• Job: Here are some records; copy every line that holds the word "werd".

• Information shown:
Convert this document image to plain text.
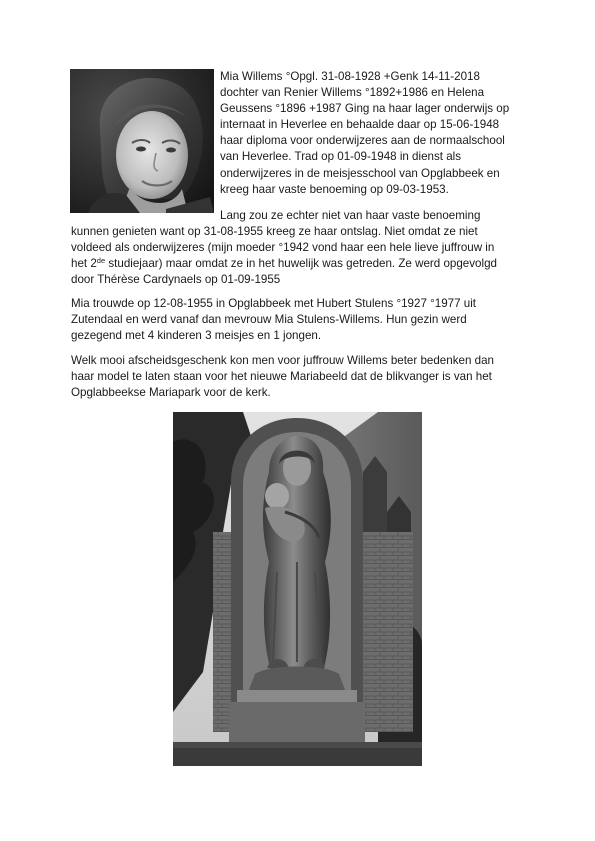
Mia Willems °Opgl. 31-08-1928 +Genk 14-11-2018
dochter van Renier Willems °1892+1986 en Helena
Geussens °1896 +1987 Ging na haar lager onderwijs op
internaat in Heverlee en behaalde daar op 15-06-1948
haar diploma voor onderwijzeres aan de normaalschool
van Heverlee. Trad op 01-09-1948 in dienst als
onderwijzeres in de meisjesschool van Opglabbeek en
kreeg haar vaste benoeming op 09-03-1953.
Lang zou ze echter niet van haar vaste benoeming
kunnen genieten want op 31-08-1955 kreeg ze haar ontslag. Niet omdat ze niet
voldeed als onderwijzeres (mijn moeder °1942 vond haar een hele lieve juffrouw in
het 2de studiejaar) maar omdat ze in het huwelijk was getreden. Ze werd opgevolgd
door Thérèse Cardynaels op 01-09-1955
Mia trouwde op 12-08-1955 in Opglabbeek met Hubert Stulens °1927 °1977 uit
Zutendaal en werd vanaf dan mevrouw Mia Stulens-Willems. Hun gezin werd
gezegend met 4 kinderen 3 meisjes en 1 jongen.
Welk mooi afscheidsgeschenk kon men voor juffrouw Willems beter bedenken dan
haar model te laten staan voor het nieuwe Mariabeeld dat de blikvanger is van het
Opglabbeekse Mariapark voor de kerk.
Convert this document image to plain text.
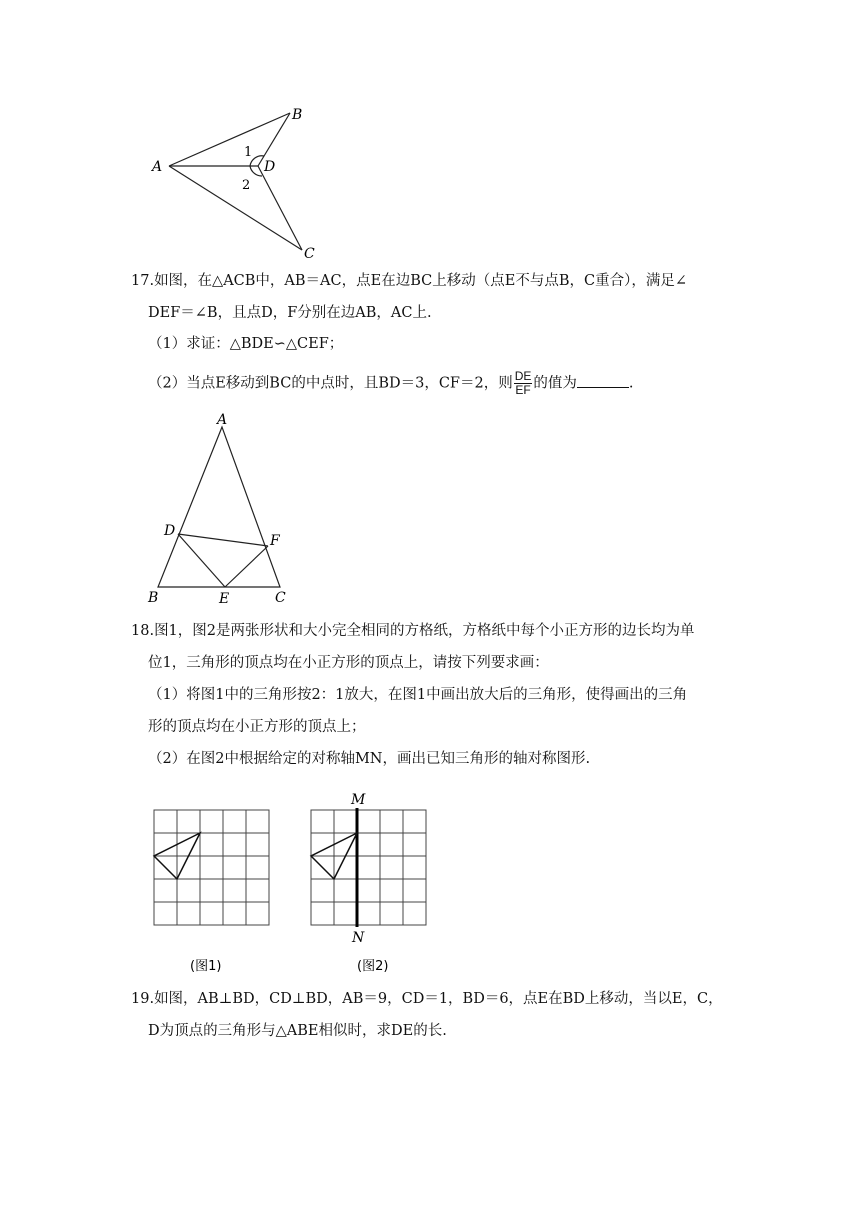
A
B
C
D
1
2
17.如图，在△ACB中，AB＝AC，点E在边BC上移动（点E不与点B，C重合），满足∠
DEF＝∠B，且点D，F分别在边AB，AC上.
（1）求证：△BDE∽△CEF；
（2）当点E移动到BC的中点时，且BD＝3，CF＝2，则 $\frac{DE}{EF}$ 的值为	.
A
B	C
D
E
F
18.图1，图2是两张形状和大小完全相同的方格纸，方格纸中每个小正方形的边长均为单
位1，三角形的顶点均在小正方形的顶点上，请按下列要求画：
（1）将图1中的三角形按2：1放大，在图1中画出放大后的三角形，使得画出的三角
形的顶点均在小正方形的顶点上；
（2）在图2中根据给定的对称轴MN，画出已知三角形的轴对称图形.
(图1)
M
N
(图2)
19.如图，AB⊥BD，CD⊥BD，AB＝9，CD＝1，BD＝6，点E在BD上移动，当以E，C，
D为顶点的三角形与△ABE相似时，求DE的长.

• Exercise response:
het 2de studiejaar) maar omdat ze in het huwelijk was getreden. Ze werd opgevolgd
Zutendaal en werd vanaf dan mevrouw Mia Stulens-Willems. Hun gezin werd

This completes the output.